▶ _YOUR OBJECTIVE_
Which lines of the data contain the string "text"? Copy every one.

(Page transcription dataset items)

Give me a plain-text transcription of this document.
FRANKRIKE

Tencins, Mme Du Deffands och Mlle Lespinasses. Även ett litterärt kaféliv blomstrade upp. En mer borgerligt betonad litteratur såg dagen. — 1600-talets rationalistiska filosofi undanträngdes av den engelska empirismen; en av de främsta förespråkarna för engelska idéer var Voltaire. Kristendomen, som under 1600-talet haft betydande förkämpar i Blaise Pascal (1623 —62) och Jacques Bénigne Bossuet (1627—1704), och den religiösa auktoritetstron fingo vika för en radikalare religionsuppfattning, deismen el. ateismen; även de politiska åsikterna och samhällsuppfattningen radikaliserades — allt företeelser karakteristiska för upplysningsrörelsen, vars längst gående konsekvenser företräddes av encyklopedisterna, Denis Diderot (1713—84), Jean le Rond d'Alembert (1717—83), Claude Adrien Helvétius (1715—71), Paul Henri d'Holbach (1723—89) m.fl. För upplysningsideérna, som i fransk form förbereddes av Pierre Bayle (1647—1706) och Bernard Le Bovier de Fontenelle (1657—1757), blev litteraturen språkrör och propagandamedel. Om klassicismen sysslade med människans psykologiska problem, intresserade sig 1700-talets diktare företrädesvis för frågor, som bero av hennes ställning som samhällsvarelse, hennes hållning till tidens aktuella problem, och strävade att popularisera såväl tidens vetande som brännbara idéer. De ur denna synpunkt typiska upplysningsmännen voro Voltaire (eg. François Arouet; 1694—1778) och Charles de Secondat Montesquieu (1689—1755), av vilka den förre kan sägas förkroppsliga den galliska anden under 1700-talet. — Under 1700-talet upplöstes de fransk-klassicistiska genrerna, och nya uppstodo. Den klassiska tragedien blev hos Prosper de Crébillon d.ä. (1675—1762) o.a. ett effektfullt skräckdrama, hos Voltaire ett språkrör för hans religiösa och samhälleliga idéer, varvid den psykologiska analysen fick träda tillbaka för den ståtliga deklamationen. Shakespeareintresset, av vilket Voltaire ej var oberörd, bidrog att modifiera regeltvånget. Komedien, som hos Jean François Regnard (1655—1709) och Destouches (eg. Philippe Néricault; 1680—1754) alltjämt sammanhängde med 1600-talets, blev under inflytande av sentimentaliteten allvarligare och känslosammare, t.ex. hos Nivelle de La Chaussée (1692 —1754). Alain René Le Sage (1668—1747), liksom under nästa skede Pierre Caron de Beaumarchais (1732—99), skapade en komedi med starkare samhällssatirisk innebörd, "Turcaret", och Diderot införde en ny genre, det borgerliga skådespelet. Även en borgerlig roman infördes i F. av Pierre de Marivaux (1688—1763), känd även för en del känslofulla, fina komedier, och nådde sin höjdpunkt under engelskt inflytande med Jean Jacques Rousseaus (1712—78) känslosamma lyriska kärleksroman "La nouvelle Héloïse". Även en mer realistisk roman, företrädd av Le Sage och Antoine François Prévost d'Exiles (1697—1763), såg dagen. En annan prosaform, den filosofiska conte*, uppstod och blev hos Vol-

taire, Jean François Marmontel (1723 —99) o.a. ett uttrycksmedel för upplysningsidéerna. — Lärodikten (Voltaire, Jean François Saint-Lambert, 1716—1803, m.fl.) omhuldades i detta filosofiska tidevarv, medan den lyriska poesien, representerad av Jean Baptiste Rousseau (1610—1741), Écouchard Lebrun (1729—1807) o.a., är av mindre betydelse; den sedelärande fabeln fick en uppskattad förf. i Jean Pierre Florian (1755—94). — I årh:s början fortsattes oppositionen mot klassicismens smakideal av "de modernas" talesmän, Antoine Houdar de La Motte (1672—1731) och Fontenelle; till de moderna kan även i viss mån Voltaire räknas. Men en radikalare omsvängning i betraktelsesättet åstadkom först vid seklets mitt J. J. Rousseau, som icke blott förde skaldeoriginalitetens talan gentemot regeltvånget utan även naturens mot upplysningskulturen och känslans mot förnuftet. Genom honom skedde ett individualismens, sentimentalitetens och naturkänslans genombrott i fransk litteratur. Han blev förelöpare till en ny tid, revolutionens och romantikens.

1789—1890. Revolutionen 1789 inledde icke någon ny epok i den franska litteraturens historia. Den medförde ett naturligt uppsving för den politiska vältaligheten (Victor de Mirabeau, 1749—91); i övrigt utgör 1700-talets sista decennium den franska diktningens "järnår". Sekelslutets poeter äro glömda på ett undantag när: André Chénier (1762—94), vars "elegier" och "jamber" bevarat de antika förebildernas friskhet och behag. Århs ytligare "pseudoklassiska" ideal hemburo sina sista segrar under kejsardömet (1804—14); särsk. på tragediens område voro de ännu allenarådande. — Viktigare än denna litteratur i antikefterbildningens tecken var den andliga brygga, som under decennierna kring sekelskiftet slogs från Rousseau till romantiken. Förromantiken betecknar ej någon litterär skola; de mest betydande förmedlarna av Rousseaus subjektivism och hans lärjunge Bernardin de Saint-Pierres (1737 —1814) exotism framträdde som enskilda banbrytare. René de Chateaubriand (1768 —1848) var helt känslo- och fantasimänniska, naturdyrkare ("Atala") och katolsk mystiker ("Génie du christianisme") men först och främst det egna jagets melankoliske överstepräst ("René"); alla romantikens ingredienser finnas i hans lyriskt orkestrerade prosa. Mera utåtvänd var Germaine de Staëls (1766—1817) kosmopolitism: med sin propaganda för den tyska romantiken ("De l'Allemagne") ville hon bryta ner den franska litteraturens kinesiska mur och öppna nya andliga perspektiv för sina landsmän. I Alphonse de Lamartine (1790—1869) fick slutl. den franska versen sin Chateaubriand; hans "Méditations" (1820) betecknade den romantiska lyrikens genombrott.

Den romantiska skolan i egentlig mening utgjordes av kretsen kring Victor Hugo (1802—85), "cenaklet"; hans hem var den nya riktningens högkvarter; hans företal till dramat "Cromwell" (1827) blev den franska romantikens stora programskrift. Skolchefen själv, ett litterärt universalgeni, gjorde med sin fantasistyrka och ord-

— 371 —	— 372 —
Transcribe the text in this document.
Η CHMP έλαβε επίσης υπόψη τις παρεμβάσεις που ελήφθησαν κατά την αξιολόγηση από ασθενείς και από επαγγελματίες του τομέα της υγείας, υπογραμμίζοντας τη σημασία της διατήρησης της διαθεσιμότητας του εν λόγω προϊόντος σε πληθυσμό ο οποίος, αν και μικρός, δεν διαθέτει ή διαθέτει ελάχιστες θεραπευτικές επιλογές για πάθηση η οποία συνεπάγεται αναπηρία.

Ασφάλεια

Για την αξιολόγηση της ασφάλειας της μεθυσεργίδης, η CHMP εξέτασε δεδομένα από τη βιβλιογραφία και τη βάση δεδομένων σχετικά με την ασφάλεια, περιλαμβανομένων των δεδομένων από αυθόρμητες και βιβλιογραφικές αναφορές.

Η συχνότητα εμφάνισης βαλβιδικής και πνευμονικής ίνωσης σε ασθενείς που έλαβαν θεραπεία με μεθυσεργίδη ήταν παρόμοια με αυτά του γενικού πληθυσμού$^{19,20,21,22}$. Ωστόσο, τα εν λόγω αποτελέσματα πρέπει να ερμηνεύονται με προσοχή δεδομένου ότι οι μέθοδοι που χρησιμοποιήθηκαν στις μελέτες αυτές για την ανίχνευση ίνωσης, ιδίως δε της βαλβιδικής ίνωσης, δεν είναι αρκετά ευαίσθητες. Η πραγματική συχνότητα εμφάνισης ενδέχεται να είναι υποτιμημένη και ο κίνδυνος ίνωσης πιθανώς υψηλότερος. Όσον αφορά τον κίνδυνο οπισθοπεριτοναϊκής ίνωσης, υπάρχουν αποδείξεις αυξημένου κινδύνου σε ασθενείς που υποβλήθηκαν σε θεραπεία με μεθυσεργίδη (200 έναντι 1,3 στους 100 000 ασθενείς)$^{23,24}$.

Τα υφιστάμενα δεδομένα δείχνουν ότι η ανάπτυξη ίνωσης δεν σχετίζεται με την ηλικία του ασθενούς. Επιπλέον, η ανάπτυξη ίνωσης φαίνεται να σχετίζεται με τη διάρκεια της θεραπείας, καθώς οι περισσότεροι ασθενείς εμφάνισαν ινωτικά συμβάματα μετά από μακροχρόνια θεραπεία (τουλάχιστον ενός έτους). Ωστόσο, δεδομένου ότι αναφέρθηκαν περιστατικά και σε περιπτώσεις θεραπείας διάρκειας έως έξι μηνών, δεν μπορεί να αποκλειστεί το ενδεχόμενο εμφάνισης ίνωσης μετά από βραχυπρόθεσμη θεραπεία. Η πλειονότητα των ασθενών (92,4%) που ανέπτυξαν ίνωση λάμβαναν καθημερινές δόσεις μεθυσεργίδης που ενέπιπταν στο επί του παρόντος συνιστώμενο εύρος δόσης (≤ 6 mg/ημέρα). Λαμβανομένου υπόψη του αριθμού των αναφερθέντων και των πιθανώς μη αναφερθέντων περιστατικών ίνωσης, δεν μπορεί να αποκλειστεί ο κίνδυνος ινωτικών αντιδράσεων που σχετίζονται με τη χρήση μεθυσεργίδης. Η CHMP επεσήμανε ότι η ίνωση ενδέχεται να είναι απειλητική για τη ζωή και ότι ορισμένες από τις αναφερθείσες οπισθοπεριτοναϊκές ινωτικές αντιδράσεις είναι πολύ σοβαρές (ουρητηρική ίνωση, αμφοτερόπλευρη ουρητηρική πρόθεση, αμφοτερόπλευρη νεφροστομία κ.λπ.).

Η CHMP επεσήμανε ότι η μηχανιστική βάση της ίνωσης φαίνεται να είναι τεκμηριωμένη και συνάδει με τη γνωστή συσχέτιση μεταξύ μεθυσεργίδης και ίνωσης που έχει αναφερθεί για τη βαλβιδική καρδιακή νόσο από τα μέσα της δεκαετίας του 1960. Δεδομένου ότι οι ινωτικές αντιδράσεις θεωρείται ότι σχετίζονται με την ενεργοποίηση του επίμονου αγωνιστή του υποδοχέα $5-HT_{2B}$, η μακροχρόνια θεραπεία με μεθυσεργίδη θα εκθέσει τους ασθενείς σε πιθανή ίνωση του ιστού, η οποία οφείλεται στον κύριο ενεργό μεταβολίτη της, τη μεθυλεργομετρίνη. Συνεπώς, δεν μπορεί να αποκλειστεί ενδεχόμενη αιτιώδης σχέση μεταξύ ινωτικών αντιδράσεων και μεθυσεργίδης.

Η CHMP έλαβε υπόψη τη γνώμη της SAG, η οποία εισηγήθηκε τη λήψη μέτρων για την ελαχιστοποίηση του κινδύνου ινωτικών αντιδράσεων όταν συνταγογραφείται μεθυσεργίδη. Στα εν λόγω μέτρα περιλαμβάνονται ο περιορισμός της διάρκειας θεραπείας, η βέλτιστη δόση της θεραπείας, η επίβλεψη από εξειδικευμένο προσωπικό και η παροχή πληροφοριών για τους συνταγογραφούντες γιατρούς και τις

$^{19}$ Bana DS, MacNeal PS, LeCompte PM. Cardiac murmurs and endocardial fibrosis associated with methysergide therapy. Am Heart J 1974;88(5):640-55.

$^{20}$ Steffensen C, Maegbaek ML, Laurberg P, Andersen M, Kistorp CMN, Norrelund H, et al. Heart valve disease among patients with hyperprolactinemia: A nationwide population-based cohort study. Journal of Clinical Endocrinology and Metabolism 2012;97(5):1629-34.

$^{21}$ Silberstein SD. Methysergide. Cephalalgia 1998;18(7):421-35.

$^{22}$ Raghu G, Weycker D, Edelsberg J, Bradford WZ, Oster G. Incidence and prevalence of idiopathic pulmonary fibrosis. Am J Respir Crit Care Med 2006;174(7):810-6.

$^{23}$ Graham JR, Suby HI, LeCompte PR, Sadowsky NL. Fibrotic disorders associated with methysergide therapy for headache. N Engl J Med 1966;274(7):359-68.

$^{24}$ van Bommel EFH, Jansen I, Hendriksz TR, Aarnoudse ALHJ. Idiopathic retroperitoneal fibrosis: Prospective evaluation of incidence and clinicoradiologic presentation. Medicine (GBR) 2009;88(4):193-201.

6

▶ _TASK SOLUTION_
Give me a plain-text transcription of this document.
Transcribe the text in this document.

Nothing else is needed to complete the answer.